Start Exercise materials

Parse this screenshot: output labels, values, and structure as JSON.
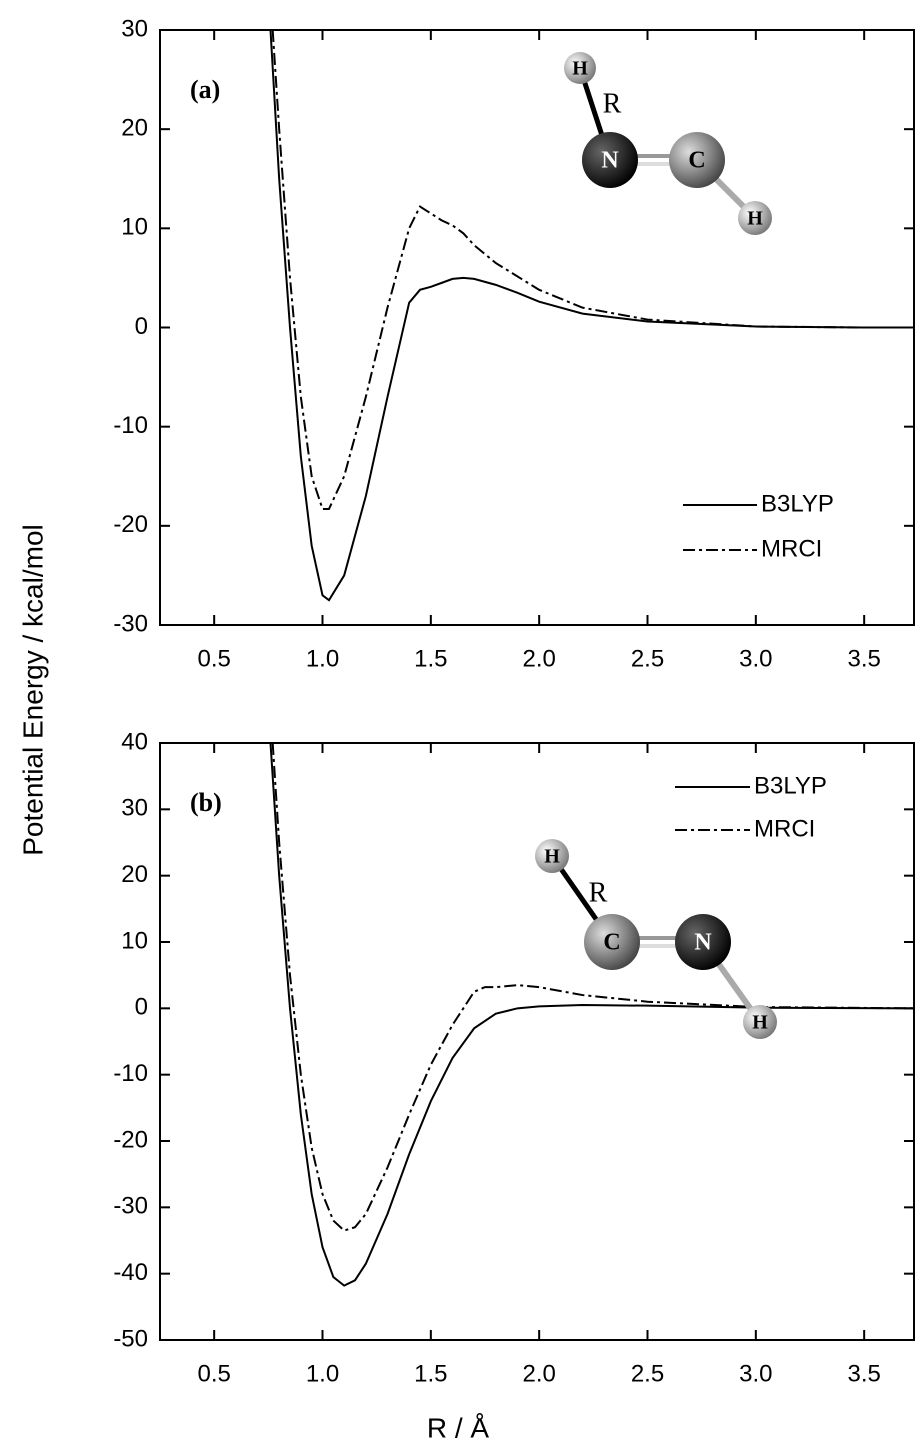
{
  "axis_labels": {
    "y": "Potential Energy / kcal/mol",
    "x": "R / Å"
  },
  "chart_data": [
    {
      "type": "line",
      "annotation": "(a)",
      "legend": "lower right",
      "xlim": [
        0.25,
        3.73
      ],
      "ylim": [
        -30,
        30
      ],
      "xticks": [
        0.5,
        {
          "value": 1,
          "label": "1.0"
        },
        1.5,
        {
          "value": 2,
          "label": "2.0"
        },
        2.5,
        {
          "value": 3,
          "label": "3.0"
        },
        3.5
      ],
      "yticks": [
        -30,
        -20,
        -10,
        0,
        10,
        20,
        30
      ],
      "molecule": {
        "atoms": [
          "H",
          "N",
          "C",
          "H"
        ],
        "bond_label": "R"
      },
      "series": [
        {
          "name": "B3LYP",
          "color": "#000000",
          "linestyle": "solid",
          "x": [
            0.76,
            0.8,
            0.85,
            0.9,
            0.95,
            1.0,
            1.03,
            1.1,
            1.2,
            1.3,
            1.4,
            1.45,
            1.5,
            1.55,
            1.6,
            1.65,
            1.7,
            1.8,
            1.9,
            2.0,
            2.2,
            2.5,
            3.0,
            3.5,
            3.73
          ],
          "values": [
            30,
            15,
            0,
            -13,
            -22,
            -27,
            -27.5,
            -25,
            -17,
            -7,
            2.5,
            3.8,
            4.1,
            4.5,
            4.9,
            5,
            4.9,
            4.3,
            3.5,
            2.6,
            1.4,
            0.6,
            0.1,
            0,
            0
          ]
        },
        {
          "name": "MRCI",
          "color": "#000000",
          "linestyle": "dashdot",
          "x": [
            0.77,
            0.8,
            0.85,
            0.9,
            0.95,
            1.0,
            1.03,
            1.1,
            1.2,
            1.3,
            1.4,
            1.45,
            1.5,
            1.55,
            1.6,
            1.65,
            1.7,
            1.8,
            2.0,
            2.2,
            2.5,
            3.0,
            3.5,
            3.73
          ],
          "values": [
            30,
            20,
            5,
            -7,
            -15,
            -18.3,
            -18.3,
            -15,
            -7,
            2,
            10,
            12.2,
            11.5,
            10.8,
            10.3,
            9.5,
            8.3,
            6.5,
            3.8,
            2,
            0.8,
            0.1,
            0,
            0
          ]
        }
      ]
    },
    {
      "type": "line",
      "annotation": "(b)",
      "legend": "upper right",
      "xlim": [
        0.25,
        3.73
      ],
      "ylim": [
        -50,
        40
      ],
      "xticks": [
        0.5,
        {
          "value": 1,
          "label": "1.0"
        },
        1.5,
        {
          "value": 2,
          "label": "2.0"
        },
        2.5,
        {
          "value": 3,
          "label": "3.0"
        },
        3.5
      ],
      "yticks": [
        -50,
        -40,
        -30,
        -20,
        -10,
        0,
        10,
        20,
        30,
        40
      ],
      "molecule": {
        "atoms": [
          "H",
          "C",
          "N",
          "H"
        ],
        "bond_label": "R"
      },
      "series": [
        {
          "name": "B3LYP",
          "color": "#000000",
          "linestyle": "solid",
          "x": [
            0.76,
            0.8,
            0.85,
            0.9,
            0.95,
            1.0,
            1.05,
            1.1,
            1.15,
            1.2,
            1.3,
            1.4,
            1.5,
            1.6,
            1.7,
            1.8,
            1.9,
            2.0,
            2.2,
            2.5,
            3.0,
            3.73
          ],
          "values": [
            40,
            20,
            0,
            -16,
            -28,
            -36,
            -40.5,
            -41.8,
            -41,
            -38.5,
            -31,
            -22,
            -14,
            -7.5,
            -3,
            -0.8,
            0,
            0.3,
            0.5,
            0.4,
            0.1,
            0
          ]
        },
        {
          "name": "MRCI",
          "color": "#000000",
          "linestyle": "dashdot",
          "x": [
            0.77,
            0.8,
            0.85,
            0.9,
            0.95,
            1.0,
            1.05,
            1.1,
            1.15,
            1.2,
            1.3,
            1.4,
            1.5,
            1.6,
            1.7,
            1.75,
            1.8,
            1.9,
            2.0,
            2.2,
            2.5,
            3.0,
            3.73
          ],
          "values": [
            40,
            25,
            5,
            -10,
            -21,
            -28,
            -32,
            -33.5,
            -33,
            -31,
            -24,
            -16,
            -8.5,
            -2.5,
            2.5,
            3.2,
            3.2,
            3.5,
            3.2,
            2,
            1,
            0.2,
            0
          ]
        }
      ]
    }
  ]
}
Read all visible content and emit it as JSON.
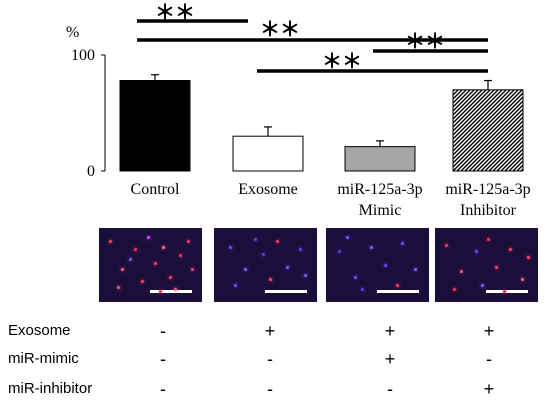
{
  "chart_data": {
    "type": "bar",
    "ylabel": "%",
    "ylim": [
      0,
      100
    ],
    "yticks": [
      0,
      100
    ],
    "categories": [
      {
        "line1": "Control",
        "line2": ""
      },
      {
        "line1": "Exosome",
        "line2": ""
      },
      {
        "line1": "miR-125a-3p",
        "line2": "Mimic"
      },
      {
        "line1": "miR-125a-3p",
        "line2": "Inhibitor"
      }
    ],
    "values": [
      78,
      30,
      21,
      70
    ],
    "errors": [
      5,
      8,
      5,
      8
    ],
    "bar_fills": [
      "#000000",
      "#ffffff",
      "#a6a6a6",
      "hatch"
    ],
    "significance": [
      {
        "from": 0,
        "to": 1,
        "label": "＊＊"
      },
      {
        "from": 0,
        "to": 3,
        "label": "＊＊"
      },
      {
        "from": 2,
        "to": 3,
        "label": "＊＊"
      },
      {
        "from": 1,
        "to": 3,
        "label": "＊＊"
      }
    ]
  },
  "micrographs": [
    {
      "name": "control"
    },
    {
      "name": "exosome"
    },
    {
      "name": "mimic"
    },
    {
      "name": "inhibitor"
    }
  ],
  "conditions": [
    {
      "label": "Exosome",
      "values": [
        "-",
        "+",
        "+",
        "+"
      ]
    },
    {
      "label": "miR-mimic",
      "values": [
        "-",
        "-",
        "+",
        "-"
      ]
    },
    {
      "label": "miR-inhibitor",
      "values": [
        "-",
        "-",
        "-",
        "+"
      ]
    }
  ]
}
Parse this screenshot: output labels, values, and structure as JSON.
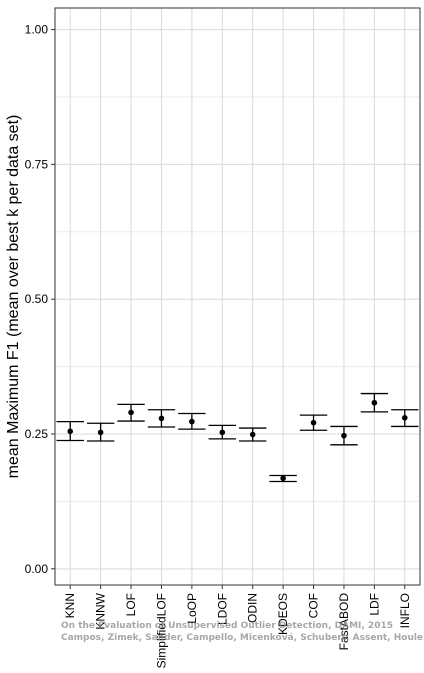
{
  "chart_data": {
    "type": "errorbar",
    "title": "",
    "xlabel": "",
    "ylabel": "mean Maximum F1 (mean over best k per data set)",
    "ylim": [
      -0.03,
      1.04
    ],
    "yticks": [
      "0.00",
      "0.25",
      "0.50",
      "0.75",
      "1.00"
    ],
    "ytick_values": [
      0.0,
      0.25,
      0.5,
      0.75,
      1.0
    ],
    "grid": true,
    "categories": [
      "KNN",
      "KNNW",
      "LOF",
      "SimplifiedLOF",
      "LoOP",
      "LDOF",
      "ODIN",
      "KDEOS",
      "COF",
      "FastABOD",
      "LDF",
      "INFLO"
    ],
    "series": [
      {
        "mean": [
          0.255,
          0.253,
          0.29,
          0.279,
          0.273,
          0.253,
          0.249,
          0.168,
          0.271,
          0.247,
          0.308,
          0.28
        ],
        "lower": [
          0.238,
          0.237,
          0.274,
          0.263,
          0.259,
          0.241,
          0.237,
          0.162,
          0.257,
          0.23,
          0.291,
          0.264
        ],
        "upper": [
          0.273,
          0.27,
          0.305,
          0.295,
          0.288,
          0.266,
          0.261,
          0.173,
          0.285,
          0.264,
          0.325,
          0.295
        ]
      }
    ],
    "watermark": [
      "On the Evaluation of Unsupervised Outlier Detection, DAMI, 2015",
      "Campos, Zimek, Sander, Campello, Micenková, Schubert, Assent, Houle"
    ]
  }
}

End Exercise materials

What the task requires » Without the pictures, write out the whole listing above exactly as it appears.

Worked answer »
Parse this screenshot: output labels, values, and structure as JSON.
{
  "axis_labels": {
    "y": "Potential Energy / kcal/mol",
    "x": "R / Å"
  },
  "chart_data": [
    {
      "type": "line",
      "annotation": "(a)",
      "legend": "lower right",
      "xlim": [
        0.25,
        3.73
      ],
      "ylim": [
        -30,
        30
      ],
      "xticks": [
        0.5,
        {
          "value": 1,
          "label": "1.0"
        },
        1.5,
        {
          "value": 2,
          "label": "2.0"
        },
        2.5,
        {
          "value": 3,
          "label": "3.0"
        },
        3.5
      ],
      "yticks": [
        -30,
        -20,
        -10,
        0,
        10,
        20,
        30
      ],
      "molecule": {
        "atoms": [
          "H",
          "N",
          "C",
          "H"
        ],
        "bond_label": "R"
      },
      "series": [
        {
          "name": "B3LYP",
          "color": "#000000",
          "linestyle": "solid",
          "x": [
            0.76,
            0.8,
            0.85,
            0.9,
            0.95,
            1.0,
            1.03,
            1.1,
            1.2,
            1.3,
            1.4,
            1.45,
            1.5,
            1.55,
            1.6,
            1.65,
            1.7,
            1.8,
            1.9,
            2.0,
            2.2,
            2.5,
            3.0,
            3.5,
            3.73
          ],
          "values": [
            30,
            15,
            0,
            -13,
            -22,
            -27,
            -27.5,
            -25,
            -17,
            -7,
            2.5,
            3.8,
            4.1,
            4.5,
            4.9,
            5,
            4.9,
            4.3,
            3.5,
            2.6,
            1.4,
            0.6,
            0.1,
            0,
            0
          ]
        },
        {
          "name": "MRCI",
          "color": "#000000",
          "linestyle": "dashdot",
          "x": [
            0.77,
            0.8,
            0.85,
            0.9,
            0.95,
            1.0,
            1.03,
            1.1,
            1.2,
            1.3,
            1.4,
            1.45,
            1.5,
            1.55,
            1.6,
            1.65,
            1.7,
            1.8,
            2.0,
            2.2,
            2.5,
            3.0,
            3.5,
            3.73
          ],
          "values": [
            30,
            20,
            5,
            -7,
            -15,
            -18.3,
            -18.3,
            -15,
            -7,
            2,
            10,
            12.2,
            11.5,
            10.8,
            10.3,
            9.5,
            8.3,
            6.5,
            3.8,
            2,
            0.8,
            0.1,
            0,
            0
          ]
        }
      ]
    },
    {
      "type": "line",
      "annotation": "(b)",
      "legend": "upper right",
      "xlim": [
        0.25,
        3.73
      ],
      "ylim": [
        -50,
        40
      ],
      "xticks": [
        0.5,
        {
          "value": 1,
          "label": "1.0"
        },
        1.5,
        {
          "value": 2,
          "label": "2.0"
        },
        2.5,
        {
          "value": 3,
          "label": "3.0"
        },
        3.5
      ],
      "yticks": [
        -50,
        -40,
        -30,
        -20,
        -10,
        0,
        10,
        20,
        30,
        40
      ],
      "molecule": {
        "atoms": [
          "H",
          "C",
          "N",
          "H"
        ],
        "bond_label": "R"
      },
      "series": [
        {
          "name": "B3LYP",
          "color": "#000000",
          "linestyle": "solid",
          "x": [
            0.76,
            0.8,
            0.85,
            0.9,
            0.95,
            1.0,
            1.05,
            1.1,
            1.15,
            1.2,
            1.3,
            1.4,
            1.5,
            1.6,
            1.7,
            1.8,
            1.9,
            2.0,
            2.2,
            2.5,
            3.0,
            3.73
          ],
          "values": [
            40,
            20,
            0,
            -16,
            -28,
            -36,
            -40.5,
            -41.8,
            -41,
            -38.5,
            -31,
            -22,
            -14,
            -7.5,
            -3,
            -0.8,
            0,
            0.3,
            0.5,
            0.4,
            0.1,
            0
          ]
        },
        {
          "name": "MRCI",
          "color": "#000000",
          "linestyle": "dashdot",
          "x": [
            0.77,
            0.8,
            0.85,
            0.9,
            0.95,
            1.0,
            1.05,
            1.1,
            1.15,
            1.2,
            1.3,
            1.4,
            1.5,
            1.6,
            1.7,
            1.75,
            1.8,
            1.9,
            2.0,
            2.2,
            2.5,
            3.0,
            3.73
          ],
          "values": [
            40,
            25,
            5,
            -10,
            -21,
            -28,
            -32,
            -33.5,
            -33,
            -31,
            -24,
            -16,
            -8.5,
            -2.5,
            2.5,
            3.2,
            3.2,
            3.5,
            3.2,
            2,
            1,
            0.2,
            0
          ]
        }
      ]
    }
  ]
}
Read all visible content and emit it as JSON.
{
  "chart_data": {
    "type": "bar",
    "ylabel": "%",
    "ylim": [
      0,
      100
    ],
    "yticks": [
      0,
      100
    ],
    "categories": [
      {
        "line1": "Control",
        "line2": ""
      },
      {
        "line1": "Exosome",
        "line2": ""
      },
      {
        "line1": "miR-125a-3p",
        "line2": "Mimic"
      },
      {
        "line1": "miR-125a-3p",
        "line2": "Inhibitor"
      }
    ],
    "values": [
      78,
      30,
      21,
      70
    ],
    "errors": [
      5,
      8,
      5,
      8
    ],
    "bar_fills": [
      "#000000",
      "#ffffff",
      "#a6a6a6",
      "hatch"
    ],
    "significance": [
      {
        "from": 0,
        "to": 1,
        "label": "＊＊"
      },
      {
        "from": 0,
        "to": 3,
        "label": "＊＊"
      },
      {
        "from": 2,
        "to": 3,
        "label": "＊＊"
      },
      {
        "from": 1,
        "to": 3,
        "label": "＊＊"
      }
    ]
  },
  "micrographs": [
    {
      "name": "control"
    },
    {
      "name": "exosome"
    },
    {
      "name": "mimic"
    },
    {
      "name": "inhibitor"
    }
  ],
  "conditions": [
    {
      "label": "Exosome",
      "values": [
        "-",
        "+",
        "+",
        "+"
      ]
    },
    {
      "label": "miR-mimic",
      "values": [
        "-",
        "-",
        "+",
        "-"
      ]
    },
    {
      "label": "miR-inhibitor",
      "values": [
        "-",
        "-",
        "-",
        "+"
      ]
    }
  ]
}
Parse this screenshot: output labels, values, and structure as JSON.
{
  "chart_data": {
    "type": "errorbar",
    "title": "",
    "xlabel": "",
    "ylabel": "mean Maximum F1 (mean over best k per data set)",
    "ylim": [
      -0.03,
      1.04
    ],
    "yticks": [
      "0.00",
      "0.25",
      "0.50",
      "0.75",
      "1.00"
    ],
    "ytick_values": [
      0.0,
      0.25,
      0.5,
      0.75,
      1.0
    ],
    "grid": true,
    "categories": [
      "KNN",
      "KNNW",
      "LOF",
      "SimplifiedLOF",
      "LoOP",
      "LDOF",
      "ODIN",
      "KDEOS",
      "COF",
      "FastABOD",
      "LDF",
      "INFLO"
    ],
    "series": [
      {
        "mean": [
          0.255,
          0.253,
          0.29,
          0.279,
          0.273,
          0.253,
          0.249,
          0.168,
          0.271,
          0.247,
          0.308,
          0.28
        ],
        "lower": [
          0.238,
          0.237,
          0.274,
          0.263,
          0.259,
          0.241,
          0.237,
          0.162,
          0.257,
          0.23,
          0.291,
          0.264
        ],
        "upper": [
          0.273,
          0.27,
          0.305,
          0.295,
          0.288,
          0.266,
          0.261,
          0.173,
          0.285,
          0.264,
          0.325,
          0.295
        ]
      }
    ],
    "watermark": [
      "On the Evaluation of Unsupervised Outlier Detection, DAMI, 2015",
      "Campos, Zimek, Sander, Campello, Micenková, Schubert, Assent, Houle"
    ]
  }
}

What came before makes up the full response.